[Records of where elements appear on the page]
%%
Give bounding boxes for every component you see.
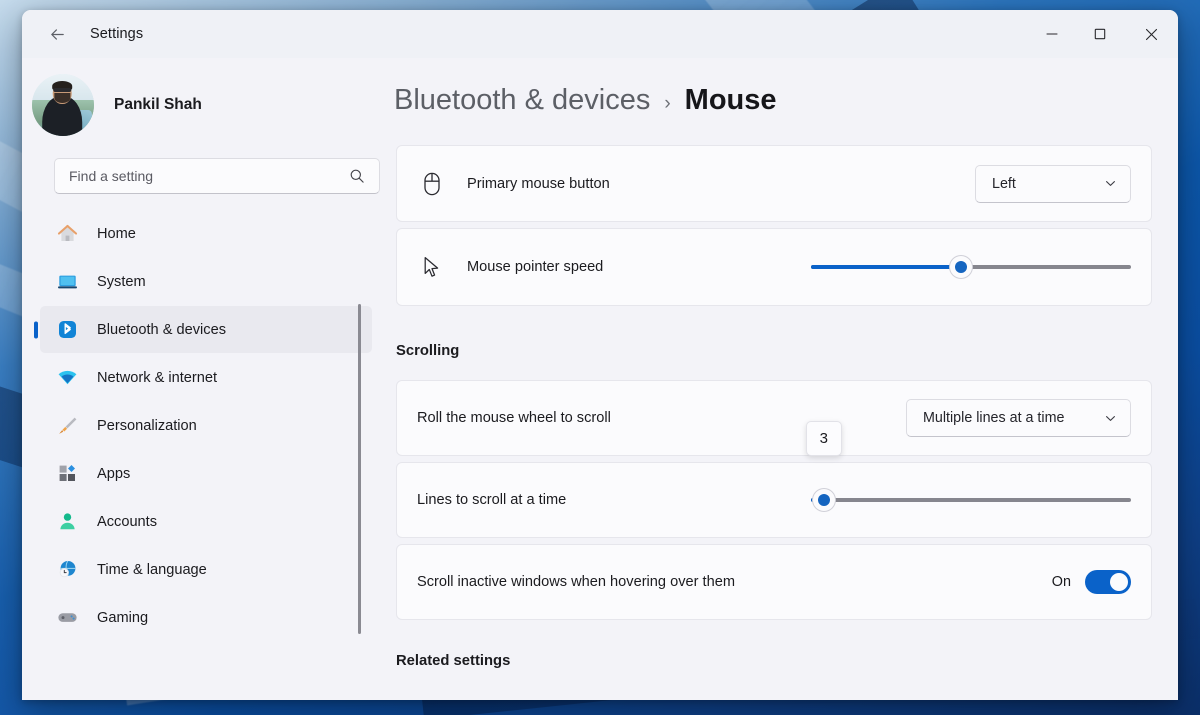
dropdown-value: Multiple lines at a time (923, 410, 1094, 426)
sidebar-item-home[interactable]: Home (40, 210, 372, 257)
sidebar-item-label: Time & language (97, 562, 207, 578)
window-controls (1028, 10, 1178, 58)
sidebar-item-label: Home (97, 226, 136, 242)
primary-mouse-button-label: Primary mouse button (467, 176, 975, 192)
maximize-icon (1094, 28, 1106, 40)
lines-to-scroll-label: Lines to scroll at a time (417, 492, 811, 508)
cursor-arrow-icon (417, 256, 447, 279)
chevron-right-icon: › (664, 93, 670, 115)
user-name: Pankil Shah (114, 96, 202, 114)
lines-to-scroll-row[interactable]: Lines to scroll at a time (396, 462, 1152, 538)
sidebar-item-label: Network & internet (97, 370, 217, 386)
page-title: Mouse (685, 84, 777, 117)
wheel-scroll-dropdown[interactable]: Multiple lines at a time (906, 399, 1131, 437)
settings-window: Settings (22, 10, 1178, 700)
slider-track (811, 498, 1131, 502)
avatar (32, 74, 94, 136)
search-icon (343, 168, 379, 184)
mouse-icon (417, 172, 447, 196)
clock-globe-icon (54, 559, 80, 580)
breadcrumb-parent[interactable]: Bluetooth & devices (394, 84, 650, 117)
paintbrush-icon (54, 415, 80, 436)
avatar-beard (54, 93, 70, 103)
sidebar-item-accessibility[interactable]: Accessibility (40, 642, 372, 654)
sidebar-item-label: System (97, 274, 146, 290)
dropdown-value: Left (992, 176, 1094, 192)
main-content: Bluetooth & devices › Mouse Primary mous… (390, 58, 1178, 700)
close-button[interactable] (1124, 10, 1178, 58)
sidebar-item-personalization[interactable]: Personalization (40, 402, 372, 449)
mouse-pointer-speed-label: Mouse pointer speed (467, 259, 811, 275)
search-input[interactable] (55, 168, 343, 184)
maximize-button[interactable] (1076, 10, 1124, 58)
sidebar: Pankil Shah (22, 58, 390, 700)
scroll-inactive-windows-row[interactable]: Scroll inactive windows when hovering ov… (396, 544, 1152, 620)
search-box[interactable] (54, 158, 380, 194)
sidebar-item-label: Gaming (97, 610, 148, 626)
sidebar-item-label: Bluetooth & devices (97, 322, 226, 338)
chevron-down-icon (1104, 412, 1117, 425)
scroll-inactive-windows-toggle[interactable] (1085, 570, 1131, 594)
sidebar-item-gaming[interactable]: Gaming (40, 594, 372, 641)
sidebar-item-label: Personalization (97, 418, 197, 434)
title-bar: Settings (22, 10, 1178, 58)
back-button[interactable] (40, 17, 74, 51)
accounts-icon (54, 511, 80, 532)
sidebar-scrollbar[interactable] (358, 304, 361, 634)
back-arrow-icon (48, 25, 67, 44)
user-profile[interactable]: Pankil Shah (22, 58, 390, 130)
avatar-glasses (53, 88, 71, 92)
minimize-button[interactable] (1028, 10, 1076, 58)
window-title: Settings (90, 26, 143, 42)
window-body: Pankil Shah (22, 58, 1178, 700)
home-icon (54, 223, 80, 244)
slider-thumb[interactable] (950, 256, 972, 278)
wifi-icon (54, 367, 80, 388)
primary-mouse-button-dropdown[interactable]: Left (975, 165, 1131, 203)
scroll-inactive-toggle-group[interactable]: On (1052, 570, 1131, 594)
slider-fill (811, 265, 961, 269)
scroll-inactive-windows-label: Scroll inactive windows when hovering ov… (417, 574, 1052, 590)
close-icon (1145, 28, 1158, 41)
slider-thumb[interactable] (813, 489, 835, 511)
gamepad-icon (54, 607, 80, 628)
sidebar-item-system[interactable]: System (40, 258, 372, 305)
primary-mouse-button-row[interactable]: Primary mouse button Left (396, 145, 1152, 222)
sidebar-item-accounts[interactable]: Accounts (40, 498, 372, 545)
lines-to-scroll-slider[interactable] (811, 489, 1131, 511)
mouse-pointer-speed-slider[interactable] (811, 256, 1131, 278)
apps-icon (54, 463, 80, 484)
breadcrumb: Bluetooth & devices › Mouse (394, 84, 1178, 117)
minimize-icon (1046, 28, 1058, 40)
chevron-down-icon (1104, 177, 1117, 190)
related-settings-heading: Related settings (396, 653, 1178, 669)
system-icon (54, 271, 80, 292)
mouse-pointer-speed-row[interactable]: Mouse pointer speed (396, 228, 1152, 306)
scrolling-section-heading: Scrolling (396, 343, 1178, 359)
bluetooth-icon (54, 319, 80, 340)
toggle-state-label: On (1052, 574, 1071, 590)
sidebar-item-time-language[interactable]: Time & language (40, 546, 372, 593)
sidebar-item-bluetooth-devices[interactable]: Bluetooth & devices (40, 306, 372, 353)
active-indicator (34, 321, 38, 338)
sidebar-item-label: Apps (97, 466, 130, 482)
wheel-scroll-row[interactable]: Roll the mouse wheel to scroll Multiple … (396, 380, 1152, 456)
sidebar-item-apps[interactable]: Apps (40, 450, 372, 497)
sidebar-item-label: Accounts (97, 514, 157, 530)
sidebar-nav: Home System (22, 210, 390, 654)
lines-to-scroll-value-tooltip: 3 (806, 421, 842, 456)
toggle-knob (1110, 573, 1128, 591)
sidebar-item-network-internet[interactable]: Network & internet (40, 354, 372, 401)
%%
> Objective:
Quote every row from the one containing "dropdown-value: Multiple lines" down to the one containing "avatar-beard (54, 93, 70, 103)", including both of those, exactly as they stand.

> Solution for this exercise:
dropdown-value: Multiple lines at a time (923, 410, 1094, 426)
sidebar-item-home[interactable]: Home (40, 210, 372, 257)
sidebar-item-label: Time & language (97, 562, 207, 578)
window-controls (1028, 10, 1178, 58)
sidebar-item-label: Home (97, 226, 136, 242)
primary-mouse-button-label: Primary mouse button (467, 176, 975, 192)
maximize-icon (1094, 28, 1106, 40)
lines-to-scroll-label: Lines to scroll at a time (417, 492, 811, 508)
cursor-arrow-icon (417, 256, 447, 279)
chevron-right-icon: › (664, 93, 670, 115)
user-name: Pankil Shah (114, 96, 202, 114)
lines-to-scroll-row[interactable]: Lines to scroll at a time (396, 462, 1152, 538)
sidebar-item-label: Network & internet (97, 370, 217, 386)
page-title: Mouse (685, 84, 777, 117)
wheel-scroll-dropdown[interactable]: Multiple lines at a time (906, 399, 1131, 437)
settings-window: Settings (22, 10, 1178, 700)
slider-track (811, 498, 1131, 502)
avatar (32, 74, 94, 136)
search-icon (343, 168, 379, 184)
mouse-icon (417, 172, 447, 196)
clock-globe-icon (54, 559, 80, 580)
breadcrumb-parent[interactable]: Bluetooth & devices (394, 84, 650, 117)
paintbrush-icon (54, 415, 80, 436)
avatar-beard (54, 93, 70, 103)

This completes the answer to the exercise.